Task data
——————

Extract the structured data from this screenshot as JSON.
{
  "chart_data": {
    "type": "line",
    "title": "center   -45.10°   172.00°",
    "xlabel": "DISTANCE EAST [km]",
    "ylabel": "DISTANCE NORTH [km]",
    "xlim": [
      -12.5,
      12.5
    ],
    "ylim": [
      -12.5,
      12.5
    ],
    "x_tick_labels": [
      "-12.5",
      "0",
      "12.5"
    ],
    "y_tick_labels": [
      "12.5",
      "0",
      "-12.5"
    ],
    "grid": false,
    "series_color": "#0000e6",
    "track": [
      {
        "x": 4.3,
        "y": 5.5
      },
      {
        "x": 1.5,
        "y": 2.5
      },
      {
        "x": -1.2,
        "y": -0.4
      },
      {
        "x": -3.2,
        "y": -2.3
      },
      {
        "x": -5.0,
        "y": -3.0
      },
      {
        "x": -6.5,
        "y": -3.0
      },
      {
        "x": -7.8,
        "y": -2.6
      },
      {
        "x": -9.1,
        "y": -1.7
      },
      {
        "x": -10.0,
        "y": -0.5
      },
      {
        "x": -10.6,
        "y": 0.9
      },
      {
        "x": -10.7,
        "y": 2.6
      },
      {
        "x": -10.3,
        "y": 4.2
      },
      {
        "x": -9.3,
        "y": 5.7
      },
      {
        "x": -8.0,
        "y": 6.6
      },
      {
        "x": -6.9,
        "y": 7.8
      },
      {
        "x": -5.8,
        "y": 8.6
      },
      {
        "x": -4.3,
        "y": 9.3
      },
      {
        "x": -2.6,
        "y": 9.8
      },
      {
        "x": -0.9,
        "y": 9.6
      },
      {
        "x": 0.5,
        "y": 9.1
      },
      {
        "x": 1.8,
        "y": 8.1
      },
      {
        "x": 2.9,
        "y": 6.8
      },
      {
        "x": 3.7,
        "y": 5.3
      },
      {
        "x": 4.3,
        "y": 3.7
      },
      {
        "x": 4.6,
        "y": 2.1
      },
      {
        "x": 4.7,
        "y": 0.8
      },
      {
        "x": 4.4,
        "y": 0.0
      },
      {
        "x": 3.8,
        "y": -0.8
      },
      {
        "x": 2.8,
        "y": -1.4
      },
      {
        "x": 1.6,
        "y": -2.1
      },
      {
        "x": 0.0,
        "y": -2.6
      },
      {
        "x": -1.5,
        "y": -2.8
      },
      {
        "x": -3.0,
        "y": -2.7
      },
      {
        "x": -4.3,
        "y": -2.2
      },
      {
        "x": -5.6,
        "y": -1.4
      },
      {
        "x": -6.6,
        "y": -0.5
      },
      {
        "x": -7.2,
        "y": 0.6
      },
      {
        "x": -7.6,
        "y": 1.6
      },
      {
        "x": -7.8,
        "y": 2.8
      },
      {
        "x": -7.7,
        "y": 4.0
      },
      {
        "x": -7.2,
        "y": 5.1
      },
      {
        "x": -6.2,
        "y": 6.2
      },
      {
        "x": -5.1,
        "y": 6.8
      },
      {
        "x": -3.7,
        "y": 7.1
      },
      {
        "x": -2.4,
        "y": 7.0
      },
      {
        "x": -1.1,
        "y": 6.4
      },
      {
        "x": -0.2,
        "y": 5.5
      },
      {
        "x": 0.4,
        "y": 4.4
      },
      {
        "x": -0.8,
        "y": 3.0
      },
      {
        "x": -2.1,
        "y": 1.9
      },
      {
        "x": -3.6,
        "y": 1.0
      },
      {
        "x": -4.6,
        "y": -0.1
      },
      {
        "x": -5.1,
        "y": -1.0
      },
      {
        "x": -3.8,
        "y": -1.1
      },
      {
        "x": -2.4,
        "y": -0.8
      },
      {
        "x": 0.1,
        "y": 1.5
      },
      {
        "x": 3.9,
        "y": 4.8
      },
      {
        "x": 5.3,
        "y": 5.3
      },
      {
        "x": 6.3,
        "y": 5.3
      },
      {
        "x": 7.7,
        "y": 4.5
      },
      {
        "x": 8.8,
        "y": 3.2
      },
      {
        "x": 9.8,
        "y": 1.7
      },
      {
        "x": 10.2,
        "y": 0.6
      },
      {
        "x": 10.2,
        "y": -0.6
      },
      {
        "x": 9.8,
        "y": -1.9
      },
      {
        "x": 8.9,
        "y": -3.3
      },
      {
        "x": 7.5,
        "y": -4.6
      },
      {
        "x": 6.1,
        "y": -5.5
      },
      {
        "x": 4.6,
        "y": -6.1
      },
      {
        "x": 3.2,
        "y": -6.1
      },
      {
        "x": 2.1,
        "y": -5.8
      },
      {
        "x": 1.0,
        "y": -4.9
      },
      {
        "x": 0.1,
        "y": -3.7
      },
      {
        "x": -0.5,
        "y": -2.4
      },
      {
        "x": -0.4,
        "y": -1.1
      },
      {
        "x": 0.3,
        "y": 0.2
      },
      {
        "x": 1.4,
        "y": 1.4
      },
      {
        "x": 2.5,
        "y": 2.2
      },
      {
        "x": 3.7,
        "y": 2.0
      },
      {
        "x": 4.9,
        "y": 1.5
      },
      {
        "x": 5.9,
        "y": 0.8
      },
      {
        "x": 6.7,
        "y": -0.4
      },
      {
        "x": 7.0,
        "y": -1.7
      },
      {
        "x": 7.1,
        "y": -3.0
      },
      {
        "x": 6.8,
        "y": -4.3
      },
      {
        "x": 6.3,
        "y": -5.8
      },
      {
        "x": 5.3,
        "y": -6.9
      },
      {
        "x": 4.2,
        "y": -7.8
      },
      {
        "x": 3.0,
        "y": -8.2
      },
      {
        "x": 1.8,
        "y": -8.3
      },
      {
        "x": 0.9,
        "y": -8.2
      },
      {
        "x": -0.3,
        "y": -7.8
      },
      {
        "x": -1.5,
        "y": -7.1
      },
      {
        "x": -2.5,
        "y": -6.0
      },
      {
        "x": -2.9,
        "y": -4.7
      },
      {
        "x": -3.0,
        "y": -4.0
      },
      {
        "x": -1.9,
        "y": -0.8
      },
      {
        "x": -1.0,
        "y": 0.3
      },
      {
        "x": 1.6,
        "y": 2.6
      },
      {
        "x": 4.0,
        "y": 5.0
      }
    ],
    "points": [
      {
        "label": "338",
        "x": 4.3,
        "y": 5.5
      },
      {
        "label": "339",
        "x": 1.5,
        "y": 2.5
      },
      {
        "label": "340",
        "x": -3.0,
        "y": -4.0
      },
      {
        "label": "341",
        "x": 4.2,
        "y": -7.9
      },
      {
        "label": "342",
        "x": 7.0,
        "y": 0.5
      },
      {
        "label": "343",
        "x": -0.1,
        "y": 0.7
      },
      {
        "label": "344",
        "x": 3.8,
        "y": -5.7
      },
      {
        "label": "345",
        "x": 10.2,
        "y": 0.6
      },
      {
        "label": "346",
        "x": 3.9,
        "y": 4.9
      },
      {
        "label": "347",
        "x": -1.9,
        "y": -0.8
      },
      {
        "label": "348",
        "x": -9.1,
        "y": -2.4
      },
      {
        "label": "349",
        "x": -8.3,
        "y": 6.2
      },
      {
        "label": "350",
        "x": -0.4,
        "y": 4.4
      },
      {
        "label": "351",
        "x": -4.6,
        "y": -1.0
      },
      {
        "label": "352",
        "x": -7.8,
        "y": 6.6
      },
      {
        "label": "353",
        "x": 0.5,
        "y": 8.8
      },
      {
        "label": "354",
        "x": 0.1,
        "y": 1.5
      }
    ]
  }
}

——————

Exercise details
Repeat the material above in full, exactly as it stands.

Result below
Extract the structured data from this screenshot as JSON.
{
  "chart_data": {
    "type": "line",
    "title": "center   -45.10°   172.00°",
    "xlabel": "DISTANCE EAST [km]",
    "ylabel": "DISTANCE NORTH [km]",
    "xlim": [
      -12.5,
      12.5
    ],
    "ylim": [
      -12.5,
      12.5
    ],
    "x_tick_labels": [
      "-12.5",
      "0",
      "12.5"
    ],
    "y_tick_labels": [
      "12.5",
      "0",
      "-12.5"
    ],
    "grid": false,
    "series_color": "#0000e6",
    "track": [
      {
        "x": 4.3,
        "y": 5.5
      },
      {
        "x": 1.5,
        "y": 2.5
      },
      {
        "x": -1.2,
        "y": -0.4
      },
      {
        "x": -3.2,
        "y": -2.3
      },
      {
        "x": -5.0,
        "y": -3.0
      },
      {
        "x": -6.5,
        "y": -3.0
      },
      {
        "x": -7.8,
        "y": -2.6
      },
      {
        "x": -9.1,
        "y": -1.7
      },
      {
        "x": -10.0,
        "y": -0.5
      },
      {
        "x": -10.6,
        "y": 0.9
      },
      {
        "x": -10.7,
        "y": 2.6
      },
      {
        "x": -10.3,
        "y": 4.2
      },
      {
        "x": -9.3,
        "y": 5.7
      },
      {
        "x": -8.0,
        "y": 6.6
      },
      {
        "x": -6.9,
        "y": 7.8
      },
      {
        "x": -5.8,
        "y": 8.6
      },
      {
        "x": -4.3,
        "y": 9.3
      },
      {
        "x": -2.6,
        "y": 9.8
      },
      {
        "x": -0.9,
        "y": 9.6
      },
      {
        "x": 0.5,
        "y": 9.1
      },
      {
        "x": 1.8,
        "y": 8.1
      },
      {
        "x": 2.9,
        "y": 6.8
      },
      {
        "x": 3.7,
        "y": 5.3
      },
      {
        "x": 4.3,
        "y": 3.7
      },
      {
        "x": 4.6,
        "y": 2.1
      },
      {
        "x": 4.7,
        "y": 0.8
      },
      {
        "x": 4.4,
        "y": 0.0
      },
      {
        "x": 3.8,
        "y": -0.8
      },
      {
        "x": 2.8,
        "y": -1.4
      },
      {
        "x": 1.6,
        "y": -2.1
      },
      {
        "x": 0.0,
        "y": -2.6
      },
      {
        "x": -1.5,
        "y": -2.8
      },
      {
        "x": -3.0,
        "y": -2.7
      },
      {
        "x": -4.3,
        "y": -2.2
      },
      {
        "x": -5.6,
        "y": -1.4
      },
      {
        "x": -6.6,
        "y": -0.5
      },
      {
        "x": -7.2,
        "y": 0.6
      },
      {
        "x": -7.6,
        "y": 1.6
      },
      {
        "x": -7.8,
        "y": 2.8
      },
      {
        "x": -7.7,
        "y": 4.0
      },
      {
        "x": -7.2,
        "y": 5.1
      },
      {
        "x": -6.2,
        "y": 6.2
      },
      {
        "x": -5.1,
        "y": 6.8
      },
      {
        "x": -3.7,
        "y": 7.1
      },
      {
        "x": -2.4,
        "y": 7.0
      },
      {
        "x": -1.1,
        "y": 6.4
      },
      {
        "x": -0.2,
        "y": 5.5
      },
      {
        "x": 0.4,
        "y": 4.4
      },
      {
        "x": -0.8,
        "y": 3.0
      },
      {
        "x": -2.1,
        "y": 1.9
      },
      {
        "x": -3.6,
        "y": 1.0
      },
      {
        "x": -4.6,
        "y": -0.1
      },
      {
        "x": -5.1,
        "y": -1.0
      },
      {
        "x": -3.8,
        "y": -1.1
      },
      {
        "x": -2.4,
        "y": -0.8
      },
      {
        "x": 0.1,
        "y": 1.5
      },
      {
        "x": 3.9,
        "y": 4.8
      },
      {
        "x": 5.3,
        "y": 5.3
      },
      {
        "x": 6.3,
        "y": 5.3
      },
      {
        "x": 7.7,
        "y": 4.5
      },
      {
        "x": 8.8,
        "y": 3.2
      },
      {
        "x": 9.8,
        "y": 1.7
      },
      {
        "x": 10.2,
        "y": 0.6
      },
      {
        "x": 10.2,
        "y": -0.6
      },
      {
        "x": 9.8,
        "y": -1.9
      },
      {
        "x": 8.9,
        "y": -3.3
      },
      {
        "x": 7.5,
        "y": -4.6
      },
      {
        "x": 6.1,
        "y": -5.5
      },
      {
        "x": 4.6,
        "y": -6.1
      },
      {
        "x": 3.2,
        "y": -6.1
      },
      {
        "x": 2.1,
        "y": -5.8
      },
      {
        "x": 1.0,
        "y": -4.9
      },
      {
        "x": 0.1,
        "y": -3.7
      },
      {
        "x": -0.5,
        "y": -2.4
      },
      {
        "x": -0.4,
        "y": -1.1
      },
      {
        "x": 0.3,
        "y": 0.2
      },
      {
        "x": 1.4,
        "y": 1.4
      },
      {
        "x": 2.5,
        "y": 2.2
      },
      {
        "x": 3.7,
        "y": 2.0
      },
      {
        "x": 4.9,
        "y": 1.5
      },
      {
        "x": 5.9,
        "y": 0.8
      },
      {
        "x": 6.7,
        "y": -0.4
      },
      {
        "x": 7.0,
        "y": -1.7
      },
      {
        "x": 7.1,
        "y": -3.0
      },
      {
        "x": 6.8,
        "y": -4.3
      },
      {
        "x": 6.3,
        "y": -5.8
      },
      {
        "x": 5.3,
        "y": -6.9
      },
      {
        "x": 4.2,
        "y": -7.8
      },
      {
        "x": 3.0,
        "y": -8.2
      },
      {
        "x": 1.8,
        "y": -8.3
      },
      {
        "x": 0.9,
        "y": -8.2
      },
      {
        "x": -0.3,
        "y": -7.8
      },
      {
        "x": -1.5,
        "y": -7.1
      },
      {
        "x": -2.5,
        "y": -6.0
      },
      {
        "x": -2.9,
        "y": -4.7
      },
      {
        "x": -3.0,
        "y": -4.0
      },
      {
        "x": -1.9,
        "y": -0.8
      },
      {
        "x": -1.0,
        "y": 0.3
      },
      {
        "x": 1.6,
        "y": 2.6
      },
      {
        "x": 4.0,
        "y": 5.0
      }
    ],
    "points": [
      {
        "label": "338",
        "x": 4.3,
        "y": 5.5
      },
      {
        "label": "339",
        "x": 1.5,
        "y": 2.5
      },
      {
        "label": "340",
        "x": -3.0,
        "y": -4.0
      },
      {
        "label": "341",
        "x": 4.2,
        "y": -7.9
      },
      {
        "label": "342",
        "x": 7.0,
        "y": 0.5
      },
      {
        "label": "343",
        "x": -0.1,
        "y": 0.7
      },
      {
        "label": "344",
        "x": 3.8,
        "y": -5.7
      },
      {
        "label": "345",
        "x": 10.2,
        "y": 0.6
      },
      {
        "label": "346",
        "x": 3.9,
        "y": 4.9
      },
      {
        "label": "347",
        "x": -1.9,
        "y": -0.8
      },
      {
        "label": "348",
        "x": -9.1,
        "y": -2.4
      },
      {
        "label": "349",
        "x": -8.3,
        "y": 6.2
      },
      {
        "label": "350",
        "x": -0.4,
        "y": 4.4
      },
      {
        "label": "351",
        "x": -4.6,
        "y": -1.0
      },
      {
        "label": "352",
        "x": -7.8,
        "y": 6.6
      },
      {
        "label": "353",
        "x": 0.5,
        "y": 8.8
      },
      {
        "label": "354",
        "x": 0.1,
        "y": 1.5
      }
    ]
  }
}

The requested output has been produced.